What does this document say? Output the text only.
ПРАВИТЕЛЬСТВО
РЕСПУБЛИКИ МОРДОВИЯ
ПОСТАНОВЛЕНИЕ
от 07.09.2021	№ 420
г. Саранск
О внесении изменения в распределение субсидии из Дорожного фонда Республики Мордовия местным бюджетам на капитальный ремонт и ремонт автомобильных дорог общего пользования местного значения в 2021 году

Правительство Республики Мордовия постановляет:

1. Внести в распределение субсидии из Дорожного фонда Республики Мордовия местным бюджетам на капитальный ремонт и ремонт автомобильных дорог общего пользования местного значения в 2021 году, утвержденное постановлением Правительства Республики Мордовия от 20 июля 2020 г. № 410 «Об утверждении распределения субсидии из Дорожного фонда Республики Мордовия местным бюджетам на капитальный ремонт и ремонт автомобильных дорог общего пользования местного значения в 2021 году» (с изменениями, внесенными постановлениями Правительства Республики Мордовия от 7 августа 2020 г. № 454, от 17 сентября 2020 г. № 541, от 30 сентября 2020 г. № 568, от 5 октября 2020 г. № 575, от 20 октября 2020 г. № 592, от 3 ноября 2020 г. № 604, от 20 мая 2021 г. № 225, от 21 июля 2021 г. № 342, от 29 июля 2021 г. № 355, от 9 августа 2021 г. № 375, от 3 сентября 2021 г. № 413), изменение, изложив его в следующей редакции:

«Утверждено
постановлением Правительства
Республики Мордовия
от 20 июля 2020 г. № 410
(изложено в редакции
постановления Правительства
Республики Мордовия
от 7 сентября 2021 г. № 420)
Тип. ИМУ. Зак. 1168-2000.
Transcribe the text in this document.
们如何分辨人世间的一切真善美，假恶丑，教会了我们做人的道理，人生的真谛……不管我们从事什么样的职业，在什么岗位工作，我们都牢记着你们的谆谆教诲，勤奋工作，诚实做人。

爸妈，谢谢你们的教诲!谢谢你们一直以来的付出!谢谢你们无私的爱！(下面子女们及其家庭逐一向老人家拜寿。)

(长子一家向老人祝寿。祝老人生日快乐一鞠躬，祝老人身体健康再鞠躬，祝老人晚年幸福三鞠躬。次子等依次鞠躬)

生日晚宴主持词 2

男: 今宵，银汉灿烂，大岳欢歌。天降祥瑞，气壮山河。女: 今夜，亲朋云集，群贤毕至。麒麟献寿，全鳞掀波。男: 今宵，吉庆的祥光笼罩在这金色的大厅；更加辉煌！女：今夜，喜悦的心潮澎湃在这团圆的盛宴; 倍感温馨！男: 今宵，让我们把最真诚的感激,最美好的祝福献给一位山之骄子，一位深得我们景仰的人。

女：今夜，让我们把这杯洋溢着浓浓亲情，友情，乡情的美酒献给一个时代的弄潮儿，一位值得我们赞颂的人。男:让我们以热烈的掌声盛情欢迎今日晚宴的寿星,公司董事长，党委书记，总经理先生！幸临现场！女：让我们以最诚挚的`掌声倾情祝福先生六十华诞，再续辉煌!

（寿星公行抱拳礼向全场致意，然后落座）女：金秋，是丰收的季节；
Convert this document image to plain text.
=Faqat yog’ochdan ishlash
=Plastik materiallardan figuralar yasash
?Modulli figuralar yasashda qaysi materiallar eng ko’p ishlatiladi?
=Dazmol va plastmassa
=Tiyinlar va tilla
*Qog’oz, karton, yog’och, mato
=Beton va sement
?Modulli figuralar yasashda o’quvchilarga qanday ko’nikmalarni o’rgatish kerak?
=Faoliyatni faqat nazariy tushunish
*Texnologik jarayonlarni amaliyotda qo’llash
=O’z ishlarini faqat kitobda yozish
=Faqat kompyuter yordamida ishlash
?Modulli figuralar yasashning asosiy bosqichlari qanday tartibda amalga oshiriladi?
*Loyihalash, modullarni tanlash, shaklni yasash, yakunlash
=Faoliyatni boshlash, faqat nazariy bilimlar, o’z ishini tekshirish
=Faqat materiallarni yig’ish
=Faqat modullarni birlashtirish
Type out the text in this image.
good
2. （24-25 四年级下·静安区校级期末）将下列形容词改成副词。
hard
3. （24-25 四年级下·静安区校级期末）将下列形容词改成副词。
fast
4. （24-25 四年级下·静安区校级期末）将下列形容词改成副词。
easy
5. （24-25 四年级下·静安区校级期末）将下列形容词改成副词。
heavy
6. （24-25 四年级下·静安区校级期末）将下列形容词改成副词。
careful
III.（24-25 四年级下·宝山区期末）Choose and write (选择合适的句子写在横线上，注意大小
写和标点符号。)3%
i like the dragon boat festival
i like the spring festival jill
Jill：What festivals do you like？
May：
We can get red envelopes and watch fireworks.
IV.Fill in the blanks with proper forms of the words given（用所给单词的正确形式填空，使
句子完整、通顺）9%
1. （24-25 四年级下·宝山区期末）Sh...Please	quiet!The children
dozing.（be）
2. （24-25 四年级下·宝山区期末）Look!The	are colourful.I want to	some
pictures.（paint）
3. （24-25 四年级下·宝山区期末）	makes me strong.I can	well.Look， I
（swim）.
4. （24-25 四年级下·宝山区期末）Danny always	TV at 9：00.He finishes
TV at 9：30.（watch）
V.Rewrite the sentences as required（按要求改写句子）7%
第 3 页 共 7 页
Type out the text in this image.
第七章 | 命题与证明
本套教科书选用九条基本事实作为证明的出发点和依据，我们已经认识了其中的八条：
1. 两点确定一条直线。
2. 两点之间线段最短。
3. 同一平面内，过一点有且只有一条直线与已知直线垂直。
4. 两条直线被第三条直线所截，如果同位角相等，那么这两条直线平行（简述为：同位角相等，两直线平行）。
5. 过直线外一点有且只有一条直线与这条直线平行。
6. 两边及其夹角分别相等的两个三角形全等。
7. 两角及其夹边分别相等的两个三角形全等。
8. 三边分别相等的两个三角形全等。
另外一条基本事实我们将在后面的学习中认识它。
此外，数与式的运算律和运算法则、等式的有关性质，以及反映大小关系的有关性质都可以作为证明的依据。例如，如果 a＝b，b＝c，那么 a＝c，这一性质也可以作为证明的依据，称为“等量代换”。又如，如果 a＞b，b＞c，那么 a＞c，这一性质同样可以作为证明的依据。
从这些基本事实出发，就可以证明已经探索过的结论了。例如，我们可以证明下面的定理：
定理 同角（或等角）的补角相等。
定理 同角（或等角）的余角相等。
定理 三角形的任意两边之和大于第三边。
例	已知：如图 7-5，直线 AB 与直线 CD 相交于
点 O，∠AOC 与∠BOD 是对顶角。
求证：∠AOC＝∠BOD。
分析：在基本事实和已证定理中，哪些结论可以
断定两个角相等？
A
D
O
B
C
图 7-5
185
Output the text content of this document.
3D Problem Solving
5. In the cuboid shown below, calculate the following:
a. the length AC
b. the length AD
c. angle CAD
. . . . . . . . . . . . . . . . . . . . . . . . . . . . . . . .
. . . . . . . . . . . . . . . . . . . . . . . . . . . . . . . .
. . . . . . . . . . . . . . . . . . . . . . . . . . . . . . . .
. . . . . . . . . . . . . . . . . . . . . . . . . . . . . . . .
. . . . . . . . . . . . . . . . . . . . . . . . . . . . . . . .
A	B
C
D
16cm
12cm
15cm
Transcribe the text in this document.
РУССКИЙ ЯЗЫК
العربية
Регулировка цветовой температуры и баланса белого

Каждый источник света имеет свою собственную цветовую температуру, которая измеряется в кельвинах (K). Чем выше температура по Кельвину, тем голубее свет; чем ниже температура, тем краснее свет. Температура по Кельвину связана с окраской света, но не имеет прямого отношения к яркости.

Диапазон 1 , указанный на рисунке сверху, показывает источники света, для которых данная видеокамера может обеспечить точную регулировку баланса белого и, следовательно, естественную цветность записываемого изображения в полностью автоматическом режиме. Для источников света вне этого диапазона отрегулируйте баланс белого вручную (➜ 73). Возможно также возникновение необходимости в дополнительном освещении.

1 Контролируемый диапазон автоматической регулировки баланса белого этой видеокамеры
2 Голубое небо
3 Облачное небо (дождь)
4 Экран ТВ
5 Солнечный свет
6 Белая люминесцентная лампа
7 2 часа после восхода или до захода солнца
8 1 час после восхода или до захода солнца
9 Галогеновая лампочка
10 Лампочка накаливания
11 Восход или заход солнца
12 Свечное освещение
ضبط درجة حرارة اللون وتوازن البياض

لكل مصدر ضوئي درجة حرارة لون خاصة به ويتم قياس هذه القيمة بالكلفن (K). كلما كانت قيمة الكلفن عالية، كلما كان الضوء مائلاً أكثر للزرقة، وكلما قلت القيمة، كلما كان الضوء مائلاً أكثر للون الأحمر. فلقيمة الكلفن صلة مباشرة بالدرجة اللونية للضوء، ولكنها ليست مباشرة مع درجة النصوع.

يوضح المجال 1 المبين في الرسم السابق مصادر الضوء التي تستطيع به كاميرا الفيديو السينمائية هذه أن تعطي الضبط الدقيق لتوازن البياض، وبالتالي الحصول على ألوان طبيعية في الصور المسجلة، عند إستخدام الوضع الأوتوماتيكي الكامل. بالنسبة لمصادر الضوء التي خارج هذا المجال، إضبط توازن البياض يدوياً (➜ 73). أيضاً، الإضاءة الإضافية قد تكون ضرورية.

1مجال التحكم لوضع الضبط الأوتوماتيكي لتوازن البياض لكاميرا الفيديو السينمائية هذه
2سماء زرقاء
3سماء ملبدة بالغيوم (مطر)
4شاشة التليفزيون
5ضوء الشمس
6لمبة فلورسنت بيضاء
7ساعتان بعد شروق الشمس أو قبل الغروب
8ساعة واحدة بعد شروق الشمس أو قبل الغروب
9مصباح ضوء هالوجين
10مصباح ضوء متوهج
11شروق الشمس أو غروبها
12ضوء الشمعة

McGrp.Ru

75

══════════════════════════════

Out of the records, collect only those lines that contain the string "Look".

2. （24-25 四年级下·宝山区期末）Look!The	are colourful.I want to	some
3. （24-25 四年级下·宝山区期末）	makes me strong.I can	well.Look， I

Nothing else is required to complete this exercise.